In your copy, include every line of the listing below exactly but none of the pictures.
+ + +
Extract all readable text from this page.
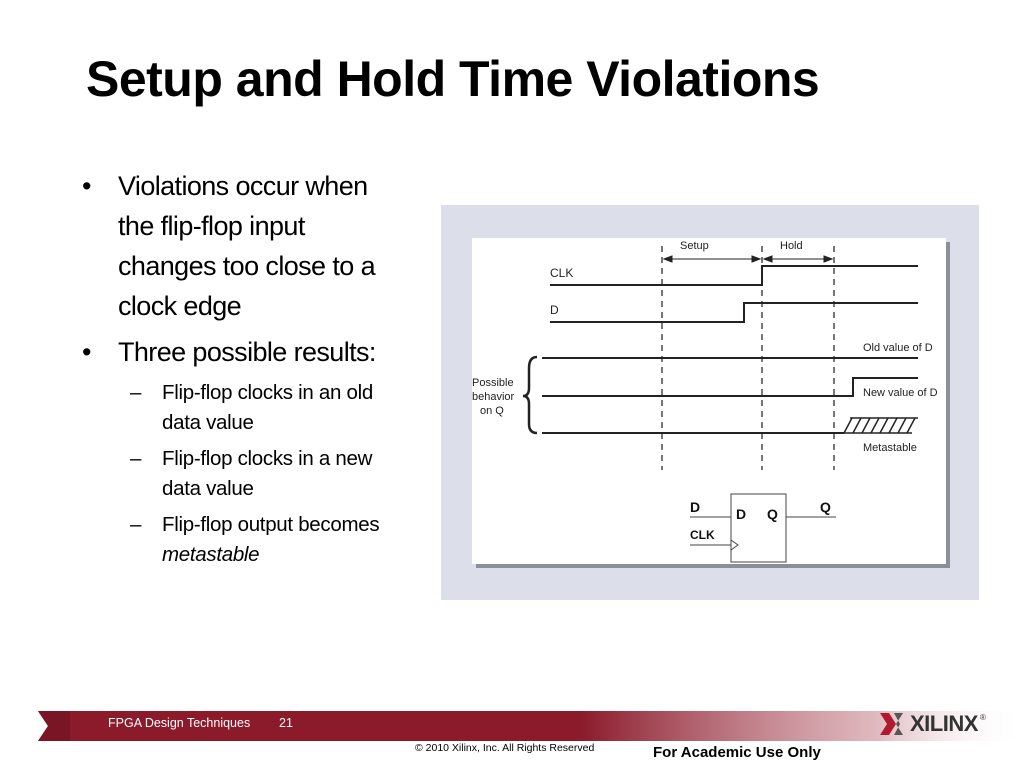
Setup and Hold Time Violations
• Violations occur when
the flip-flop input
changes too close to a
clock edge
• Three possible results:
– Flip-flop clocks in an old
data value
– Flip-flop clocks in a new
data value
– Flip-flop output becomes
metastable
Setup	Hold
CLK
D
Possible
behavior
on Q
Old value of D
New value of D
Metastable
D Q
D
CLK
Q
FPGA Design Techniques 21
© 2010 Xilinx, Inc. All Rights Reserved	For Academic Use Only
XILINX ®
+ + +
● REPLY TO THE EXERCISE
Extract all readable text from this page.
Setup and Hold Time Violations
• Violations occur when
the flip-flop input
changes too close to a
clock edge
• Three possible results:
– Flip-flop clocks in an old
data value
– Flip-flop clocks in a new
data value
– Flip-flop output becomes
metastable
Setup	Hold
CLK
D
Possible
behavior
on Q
Old value of D
New value of D
Metastable
D Q
D
CLK
Q
FPGA Design Techniques 21
© 2010 Xilinx, Inc. All Rights Reserved	For Academic Use Only
XILINX ®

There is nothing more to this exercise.